### Input ###
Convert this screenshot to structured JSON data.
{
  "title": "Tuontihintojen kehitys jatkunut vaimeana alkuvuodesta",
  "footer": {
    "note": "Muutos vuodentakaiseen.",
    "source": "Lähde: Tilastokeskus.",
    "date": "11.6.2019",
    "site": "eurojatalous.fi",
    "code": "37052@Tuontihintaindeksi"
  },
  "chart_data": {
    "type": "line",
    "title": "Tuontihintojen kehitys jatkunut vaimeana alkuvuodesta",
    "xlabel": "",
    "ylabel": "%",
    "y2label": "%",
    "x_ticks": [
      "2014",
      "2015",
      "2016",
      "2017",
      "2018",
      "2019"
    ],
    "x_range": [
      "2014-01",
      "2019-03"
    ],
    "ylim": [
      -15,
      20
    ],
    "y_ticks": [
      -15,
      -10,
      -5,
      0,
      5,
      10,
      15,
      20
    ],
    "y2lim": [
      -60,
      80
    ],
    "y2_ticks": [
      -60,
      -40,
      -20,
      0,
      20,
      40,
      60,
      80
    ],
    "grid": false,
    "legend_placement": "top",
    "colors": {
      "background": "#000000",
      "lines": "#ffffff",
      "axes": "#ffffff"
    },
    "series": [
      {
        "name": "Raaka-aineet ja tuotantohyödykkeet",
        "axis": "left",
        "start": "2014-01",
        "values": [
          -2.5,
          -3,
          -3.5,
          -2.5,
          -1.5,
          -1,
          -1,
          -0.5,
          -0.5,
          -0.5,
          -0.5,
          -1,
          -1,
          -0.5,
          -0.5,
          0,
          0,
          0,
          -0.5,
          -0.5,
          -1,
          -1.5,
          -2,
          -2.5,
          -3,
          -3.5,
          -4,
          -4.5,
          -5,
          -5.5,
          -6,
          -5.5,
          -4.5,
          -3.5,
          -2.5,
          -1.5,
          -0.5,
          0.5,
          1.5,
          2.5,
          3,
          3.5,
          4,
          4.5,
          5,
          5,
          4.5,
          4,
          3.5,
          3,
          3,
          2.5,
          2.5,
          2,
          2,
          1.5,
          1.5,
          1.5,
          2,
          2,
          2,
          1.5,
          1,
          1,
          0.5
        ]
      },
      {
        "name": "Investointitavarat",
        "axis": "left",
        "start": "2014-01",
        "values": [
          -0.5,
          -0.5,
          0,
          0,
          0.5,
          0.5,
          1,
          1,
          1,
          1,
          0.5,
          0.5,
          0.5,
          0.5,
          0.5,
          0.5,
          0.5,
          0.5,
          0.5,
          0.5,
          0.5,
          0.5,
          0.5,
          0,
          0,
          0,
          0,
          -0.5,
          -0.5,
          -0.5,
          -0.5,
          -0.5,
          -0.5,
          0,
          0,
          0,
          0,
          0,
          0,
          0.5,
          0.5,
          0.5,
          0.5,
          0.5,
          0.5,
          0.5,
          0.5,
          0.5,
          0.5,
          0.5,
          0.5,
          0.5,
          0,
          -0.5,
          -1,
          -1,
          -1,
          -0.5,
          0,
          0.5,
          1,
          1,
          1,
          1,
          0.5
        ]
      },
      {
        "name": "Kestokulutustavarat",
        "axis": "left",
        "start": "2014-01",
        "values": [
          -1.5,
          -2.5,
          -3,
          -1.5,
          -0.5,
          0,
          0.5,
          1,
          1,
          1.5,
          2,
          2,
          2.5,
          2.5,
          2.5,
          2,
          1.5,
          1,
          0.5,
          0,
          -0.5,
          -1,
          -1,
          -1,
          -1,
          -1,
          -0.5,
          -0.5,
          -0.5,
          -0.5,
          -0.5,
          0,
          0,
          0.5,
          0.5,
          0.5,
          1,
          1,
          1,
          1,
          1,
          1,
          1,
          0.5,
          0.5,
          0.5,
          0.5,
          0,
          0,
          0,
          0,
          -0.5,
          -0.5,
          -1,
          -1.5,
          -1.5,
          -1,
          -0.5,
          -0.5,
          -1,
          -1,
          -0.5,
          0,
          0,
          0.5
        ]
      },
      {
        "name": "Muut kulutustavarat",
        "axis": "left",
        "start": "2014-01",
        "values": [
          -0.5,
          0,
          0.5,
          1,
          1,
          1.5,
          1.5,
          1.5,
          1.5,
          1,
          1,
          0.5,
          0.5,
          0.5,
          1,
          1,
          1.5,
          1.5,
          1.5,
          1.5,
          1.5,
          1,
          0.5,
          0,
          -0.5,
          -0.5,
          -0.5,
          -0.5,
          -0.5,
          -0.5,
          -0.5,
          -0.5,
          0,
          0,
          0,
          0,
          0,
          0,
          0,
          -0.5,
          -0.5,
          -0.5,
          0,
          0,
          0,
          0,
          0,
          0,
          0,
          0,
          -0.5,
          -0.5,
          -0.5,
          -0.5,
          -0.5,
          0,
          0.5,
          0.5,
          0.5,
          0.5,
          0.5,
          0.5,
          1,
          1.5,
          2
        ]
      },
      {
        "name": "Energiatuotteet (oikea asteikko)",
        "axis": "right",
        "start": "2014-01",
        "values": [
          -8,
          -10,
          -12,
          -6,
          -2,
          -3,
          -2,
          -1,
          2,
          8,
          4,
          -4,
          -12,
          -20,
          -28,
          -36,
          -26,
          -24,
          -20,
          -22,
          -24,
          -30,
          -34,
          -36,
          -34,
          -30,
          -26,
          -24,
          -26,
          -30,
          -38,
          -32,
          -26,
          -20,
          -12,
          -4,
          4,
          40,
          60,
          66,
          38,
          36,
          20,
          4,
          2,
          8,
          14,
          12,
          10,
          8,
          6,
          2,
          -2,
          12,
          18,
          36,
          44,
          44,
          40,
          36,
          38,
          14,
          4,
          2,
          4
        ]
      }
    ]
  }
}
###
Take the listing above and set it down exactly.

Result for this task ▸
Convert this screenshot to structured JSON data.
{
  "title": "Tuontihintojen kehitys jatkunut vaimeana alkuvuodesta",
  "footer": {
    "note": "Muutos vuodentakaiseen.",
    "source": "Lähde: Tilastokeskus.",
    "date": "11.6.2019",
    "site": "eurojatalous.fi",
    "code": "37052@Tuontihintaindeksi"
  },
  "chart_data": {
    "type": "line",
    "title": "Tuontihintojen kehitys jatkunut vaimeana alkuvuodesta",
    "xlabel": "",
    "ylabel": "%",
    "y2label": "%",
    "x_ticks": [
      "2014",
      "2015",
      "2016",
      "2017",
      "2018",
      "2019"
    ],
    "x_range": [
      "2014-01",
      "2019-03"
    ],
    "ylim": [
      -15,
      20
    ],
    "y_ticks": [
      -15,
      -10,
      -5,
      0,
      5,
      10,
      15,
      20
    ],
    "y2lim": [
      -60,
      80
    ],
    "y2_ticks": [
      -60,
      -40,
      -20,
      0,
      20,
      40,
      60,
      80
    ],
    "grid": false,
    "legend_placement": "top",
    "colors": {
      "background": "#000000",
      "lines": "#ffffff",
      "axes": "#ffffff"
    },
    "series": [
      {
        "name": "Raaka-aineet ja tuotantohyödykkeet",
        "axis": "left",
        "start": "2014-01",
        "values": [
          -2.5,
          -3,
          -3.5,
          -2.5,
          -1.5,
          -1,
          -1,
          -0.5,
          -0.5,
          -0.5,
          -0.5,
          -1,
          -1,
          -0.5,
          -0.5,
          0,
          0,
          0,
          -0.5,
          -0.5,
          -1,
          -1.5,
          -2,
          -2.5,
          -3,
          -3.5,
          -4,
          -4.5,
          -5,
          -5.5,
          -6,
          -5.5,
          -4.5,
          -3.5,
          -2.5,
          -1.5,
          -0.5,
          0.5,
          1.5,
          2.5,
          3,
          3.5,
          4,
          4.5,
          5,
          5,
          4.5,
          4,
          3.5,
          3,
          3,
          2.5,
          2.5,
          2,
          2,
          1.5,
          1.5,
          1.5,
          2,
          2,
          2,
          1.5,
          1,
          1,
          0.5
        ]
      },
      {
        "name": "Investointitavarat",
        "axis": "left",
        "start": "2014-01",
        "values": [
          -0.5,
          -0.5,
          0,
          0,
          0.5,
          0.5,
          1,
          1,
          1,
          1,
          0.5,
          0.5,
          0.5,
          0.5,
          0.5,
          0.5,
          0.5,
          0.5,
          0.5,
          0.5,
          0.5,
          0.5,
          0.5,
          0,
          0,
          0,
          0,
          -0.5,
          -0.5,
          -0.5,
          -0.5,
          -0.5,
          -0.5,
          0,
          0,
          0,
          0,
          0,
          0,
          0.5,
          0.5,
          0.5,
          0.5,
          0.5,
          0.5,
          0.5,
          0.5,
          0.5,
          0.5,
          0.5,
          0.5,
          0.5,
          0,
          -0.5,
          -1,
          -1,
          -1,
          -0.5,
          0,
          0.5,
          1,
          1,
          1,
          1,
          0.5
        ]
      },
      {
        "name": "Kestokulutustavarat",
        "axis": "left",
        "start": "2014-01",
        "values": [
          -1.5,
          -2.5,
          -3,
          -1.5,
          -0.5,
          0,
          0.5,
          1,
          1,
          1.5,
          2,
          2,
          2.5,
          2.5,
          2.5,
          2,
          1.5,
          1,
          0.5,
          0,
          -0.5,
          -1,
          -1,
          -1,
          -1,
          -1,
          -0.5,
          -0.5,
          -0.5,
          -0.5,
          -0.5,
          0,
          0,
          0.5,
          0.5,
          0.5,
          1,
          1,
          1,
          1,
          1,
          1,
          1,
          0.5,
          0.5,
          0.5,
          0.5,
          0,
          0,
          0,
          0,
          -0.5,
          -0.5,
          -1,
          -1.5,
          -1.5,
          -1,
          -0.5,
          -0.5,
          -1,
          -1,
          -0.5,
          0,
          0,
          0.5
        ]
      },
      {
        "name": "Muut kulutustavarat",
        "axis": "left",
        "start": "2014-01",
        "values": [
          -0.5,
          0,
          0.5,
          1,
          1,
          1.5,
          1.5,
          1.5,
          1.5,
          1,
          1,
          0.5,
          0.5,
          0.5,
          1,
          1,
          1.5,
          1.5,
          1.5,
          1.5,
          1.5,
          1,
          0.5,
          0,
          -0.5,
          -0.5,
          -0.5,
          -0.5,
          -0.5,
          -0.5,
          -0.5,
          -0.5,
          0,
          0,
          0,
          0,
          0,
          0,
          0,
          -0.5,
          -0.5,
          -0.5,
          0,
          0,
          0,
          0,
          0,
          0,
          0,
          0,
          -0.5,
          -0.5,
          -0.5,
          -0.5,
          -0.5,
          0,
          0.5,
          0.5,
          0.5,
          0.5,
          0.5,
          0.5,
          1,
          1.5,
          2
        ]
      },
      {
        "name": "Energiatuotteet (oikea asteikko)",
        "axis": "right",
        "start": "2014-01",
        "values": [
          -8,
          -10,
          -12,
          -6,
          -2,
          -3,
          -2,
          -1,
          2,
          8,
          4,
          -4,
          -12,
          -20,
          -28,
          -36,
          -26,
          -24,
          -20,
          -22,
          -24,
          -30,
          -34,
          -36,
          -34,
          -30,
          -26,
          -24,
          -26,
          -30,
          -38,
          -32,
          -26,
          -20,
          -12,
          -4,
          4,
          40,
          60,
          66,
          38,
          36,
          20,
          4,
          2,
          8,
          14,
          12,
          10,
          8,
          6,
          2,
          -2,
          12,
          18,
          36,
          44,
          44,
          40,
          36,
          38,
          14,
          4,
          2,
          4
        ]
      }
    ]
  }
}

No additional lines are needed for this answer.